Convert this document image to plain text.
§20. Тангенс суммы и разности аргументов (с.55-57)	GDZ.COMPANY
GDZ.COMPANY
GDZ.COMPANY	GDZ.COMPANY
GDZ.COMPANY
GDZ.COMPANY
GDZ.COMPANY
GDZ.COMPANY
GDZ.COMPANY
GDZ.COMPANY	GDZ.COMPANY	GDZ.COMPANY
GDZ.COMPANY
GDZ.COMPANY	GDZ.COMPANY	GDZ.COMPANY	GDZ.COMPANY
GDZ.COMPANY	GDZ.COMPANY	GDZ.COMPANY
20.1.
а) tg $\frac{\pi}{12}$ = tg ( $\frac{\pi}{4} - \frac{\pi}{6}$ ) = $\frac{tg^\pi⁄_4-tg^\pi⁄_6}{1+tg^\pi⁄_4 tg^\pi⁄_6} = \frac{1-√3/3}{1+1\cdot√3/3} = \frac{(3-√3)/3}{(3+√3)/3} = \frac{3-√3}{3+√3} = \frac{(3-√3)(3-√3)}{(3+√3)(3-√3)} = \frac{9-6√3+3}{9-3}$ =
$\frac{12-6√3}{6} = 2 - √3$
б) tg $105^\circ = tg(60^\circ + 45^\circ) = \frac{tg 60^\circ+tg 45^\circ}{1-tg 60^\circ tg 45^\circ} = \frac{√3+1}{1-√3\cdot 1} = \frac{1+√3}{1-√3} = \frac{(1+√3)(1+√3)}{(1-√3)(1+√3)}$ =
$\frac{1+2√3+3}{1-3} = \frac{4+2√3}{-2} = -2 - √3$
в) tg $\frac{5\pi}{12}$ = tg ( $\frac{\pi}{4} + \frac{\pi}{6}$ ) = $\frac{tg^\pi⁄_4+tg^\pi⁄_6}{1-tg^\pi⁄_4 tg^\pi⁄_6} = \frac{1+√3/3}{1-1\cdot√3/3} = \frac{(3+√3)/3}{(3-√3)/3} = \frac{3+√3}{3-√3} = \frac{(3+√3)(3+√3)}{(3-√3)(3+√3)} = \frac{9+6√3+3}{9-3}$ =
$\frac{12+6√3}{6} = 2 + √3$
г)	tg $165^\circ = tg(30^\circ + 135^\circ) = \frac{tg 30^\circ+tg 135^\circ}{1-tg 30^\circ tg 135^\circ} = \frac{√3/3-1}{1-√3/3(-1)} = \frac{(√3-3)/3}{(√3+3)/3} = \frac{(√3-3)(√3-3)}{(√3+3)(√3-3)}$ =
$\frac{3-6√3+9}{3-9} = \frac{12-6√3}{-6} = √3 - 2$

THE EXERCISE
Every record above must be duplicated exactly.

WRITTEN SOLUTION
Convert this document image to plain text.
§20. Тангенс суммы и разности аргументов (с.55-57)	GDZ.COMPANY
GDZ.COMPANY
GDZ.COMPANY	GDZ.COMPANY
GDZ.COMPANY
GDZ.COMPANY
GDZ.COMPANY
GDZ.COMPANY
GDZ.COMPANY
GDZ.COMPANY	GDZ.COMPANY	GDZ.COMPANY
GDZ.COMPANY
GDZ.COMPANY	GDZ.COMPANY	GDZ.COMPANY	GDZ.COMPANY
GDZ.COMPANY	GDZ.COMPANY	GDZ.COMPANY
20.1.
а) tg $\frac{\pi}{12}$ = tg ( $\frac{\pi}{4} - \frac{\pi}{6}$ ) = $\frac{tg^\pi⁄_4-tg^\pi⁄_6}{1+tg^\pi⁄_4 tg^\pi⁄_6} = \frac{1-√3/3}{1+1\cdot√3/3} = \frac{(3-√3)/3}{(3+√3)/3} = \frac{3-√3}{3+√3} = \frac{(3-√3)(3-√3)}{(3+√3)(3-√3)} = \frac{9-6√3+3}{9-3}$ =
$\frac{12-6√3}{6} = 2 - √3$
б) tg $105^\circ = tg(60^\circ + 45^\circ) = \frac{tg 60^\circ+tg 45^\circ}{1-tg 60^\circ tg 45^\circ} = \frac{√3+1}{1-√3\cdot 1} = \frac{1+√3}{1-√3} = \frac{(1+√3)(1+√3)}{(1-√3)(1+√3)}$ =
$\frac{1+2√3+3}{1-3} = \frac{4+2√3}{-2} = -2 - √3$
в) tg $\frac{5\pi}{12}$ = tg ( $\frac{\pi}{4} + \frac{\pi}{6}$ ) = $\frac{tg^\pi⁄_4+tg^\pi⁄_6}{1-tg^\pi⁄_4 tg^\pi⁄_6} = \frac{1+√3/3}{1-1\cdot√3/3} = \frac{(3+√3)/3}{(3-√3)/3} = \frac{3+√3}{3-√3} = \frac{(3+√3)(3+√3)}{(3-√3)(3+√3)} = \frac{9+6√3+3}{9-3}$ =
$\frac{12+6√3}{6} = 2 + √3$
г)	tg $165^\circ = tg(30^\circ + 135^\circ) = \frac{tg 30^\circ+tg 135^\circ}{1-tg 30^\circ tg 135^\circ} = \frac{√3/3-1}{1-√3/3(-1)} = \frac{(√3-3)/3}{(√3+3)/3} = \frac{(√3-3)(√3-3)}{(√3+3)(√3-3)}$ =
$\frac{3-6√3+9}{3-9} = \frac{12-6√3}{-6} = √3 - 2$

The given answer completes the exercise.